Repeat the records below exactly.

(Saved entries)
###

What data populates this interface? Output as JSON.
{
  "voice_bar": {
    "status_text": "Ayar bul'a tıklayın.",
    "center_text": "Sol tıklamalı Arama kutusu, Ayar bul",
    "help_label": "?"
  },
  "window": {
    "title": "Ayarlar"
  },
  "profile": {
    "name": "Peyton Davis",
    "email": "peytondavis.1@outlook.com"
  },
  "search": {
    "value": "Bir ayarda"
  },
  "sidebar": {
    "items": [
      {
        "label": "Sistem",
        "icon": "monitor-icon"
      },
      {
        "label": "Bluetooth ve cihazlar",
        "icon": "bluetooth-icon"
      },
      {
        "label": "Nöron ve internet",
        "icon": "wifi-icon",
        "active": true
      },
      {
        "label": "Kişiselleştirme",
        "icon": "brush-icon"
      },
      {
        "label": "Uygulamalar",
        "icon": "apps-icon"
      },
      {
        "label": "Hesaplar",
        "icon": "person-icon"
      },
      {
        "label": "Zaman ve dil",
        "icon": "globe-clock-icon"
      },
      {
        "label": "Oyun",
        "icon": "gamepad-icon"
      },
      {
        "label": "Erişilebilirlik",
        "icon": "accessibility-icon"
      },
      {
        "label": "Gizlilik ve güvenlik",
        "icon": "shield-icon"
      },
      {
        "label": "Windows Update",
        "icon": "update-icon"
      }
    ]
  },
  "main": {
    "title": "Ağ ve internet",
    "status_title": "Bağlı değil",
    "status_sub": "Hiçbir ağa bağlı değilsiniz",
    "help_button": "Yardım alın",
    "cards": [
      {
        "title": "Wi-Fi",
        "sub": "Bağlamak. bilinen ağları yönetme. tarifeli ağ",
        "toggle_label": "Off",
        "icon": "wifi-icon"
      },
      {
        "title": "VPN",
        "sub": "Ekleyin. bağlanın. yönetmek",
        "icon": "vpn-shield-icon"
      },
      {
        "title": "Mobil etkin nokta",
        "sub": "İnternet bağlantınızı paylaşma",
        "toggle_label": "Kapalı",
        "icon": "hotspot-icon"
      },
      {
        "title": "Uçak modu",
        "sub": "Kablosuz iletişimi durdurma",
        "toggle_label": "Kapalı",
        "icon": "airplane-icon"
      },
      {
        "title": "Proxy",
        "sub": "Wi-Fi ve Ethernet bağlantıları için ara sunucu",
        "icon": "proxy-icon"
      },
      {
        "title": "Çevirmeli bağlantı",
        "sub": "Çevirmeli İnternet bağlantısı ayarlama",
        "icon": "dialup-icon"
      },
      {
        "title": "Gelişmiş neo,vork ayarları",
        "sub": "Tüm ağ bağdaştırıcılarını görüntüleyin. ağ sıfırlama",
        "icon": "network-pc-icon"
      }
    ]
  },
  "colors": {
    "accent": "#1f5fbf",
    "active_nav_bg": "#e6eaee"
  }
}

###

ANSWER TO THE EXERCISE -
What data populates this interface? Output as JSON.
{
  "voice_bar": {
    "status_text": "Ayar bul'a tıklayın.",
    "center_text": "Sol tıklamalı Arama kutusu, Ayar bul",
    "help_label": "?"
  },
  "window": {
    "title": "Ayarlar"
  },
  "profile": {
    "name": "Peyton Davis",
    "email": "peytondavis.1@outlook.com"
  },
  "search": {
    "value": "Bir ayarda"
  },
  "sidebar": {
    "items": [
      {
        "label": "Sistem",
        "icon": "monitor-icon"
      },
      {
        "label": "Bluetooth ve cihazlar",
        "icon": "bluetooth-icon"
      },
      {
        "label": "Nöron ve internet",
        "icon": "wifi-icon",
        "active": true
      },
      {
        "label": "Kişiselleştirme",
        "icon": "brush-icon"
      },
      {
        "label": "Uygulamalar",
        "icon": "apps-icon"
      },
      {
        "label": "Hesaplar",
        "icon": "person-icon"
      },
      {
        "label": "Zaman ve dil",
        "icon": "globe-clock-icon"
      },
      {
        "label": "Oyun",
        "icon": "gamepad-icon"
      },
      {
        "label": "Erişilebilirlik",
        "icon": "accessibility-icon"
      },
      {
        "label": "Gizlilik ve güvenlik",
        "icon": "shield-icon"
      },
      {
        "label": "Windows Update",
        "icon": "update-icon"
      }
    ]
  },
  "main": {
    "title": "Ağ ve internet",
    "status_title": "Bağlı değil",
    "status_sub": "Hiçbir ağa bağlı değilsiniz",
    "help_button": "Yardım alın",
    "cards": [
      {
        "title": "Wi-Fi",
        "sub": "Bağlamak. bilinen ağları yönetme. tarifeli ağ",
        "toggle_label": "Off",
        "icon": "wifi-icon"
      },
      {
        "title": "VPN",
        "sub": "Ekleyin. bağlanın. yönetmek",
        "icon": "vpn-shield-icon"
      },
      {
        "title": "Mobil etkin nokta",
        "sub": "İnternet bağlantınızı paylaşma",
        "toggle_label": "Kapalı",
        "icon": "hotspot-icon"
      },
      {
        "title": "Uçak modu",
        "sub": "Kablosuz iletişimi durdurma",
        "toggle_label": "Kapalı",
        "icon": "airplane-icon"
      },
      {
        "title": "Proxy",
        "sub": "Wi-Fi ve Ethernet bağlantıları için ara sunucu",
        "icon": "proxy-icon"
      },
      {
        "title": "Çevirmeli bağlantı",
        "sub": "Çevirmeli İnternet bağlantısı ayarlama",
        "icon": "dialup-icon"
      },
      {
        "title": "Gelişmiş neo,vork ayarları",
        "sub": "Tüm ağ bağdaştırıcılarını görüntüleyin. ağ sıfırlama",
        "icon": "network-pc-icon"
      }
    ]
  },
  "colors": {
    "accent": "#1f5fbf",
    "active_nav_bg": "#e6eaee"
  }
}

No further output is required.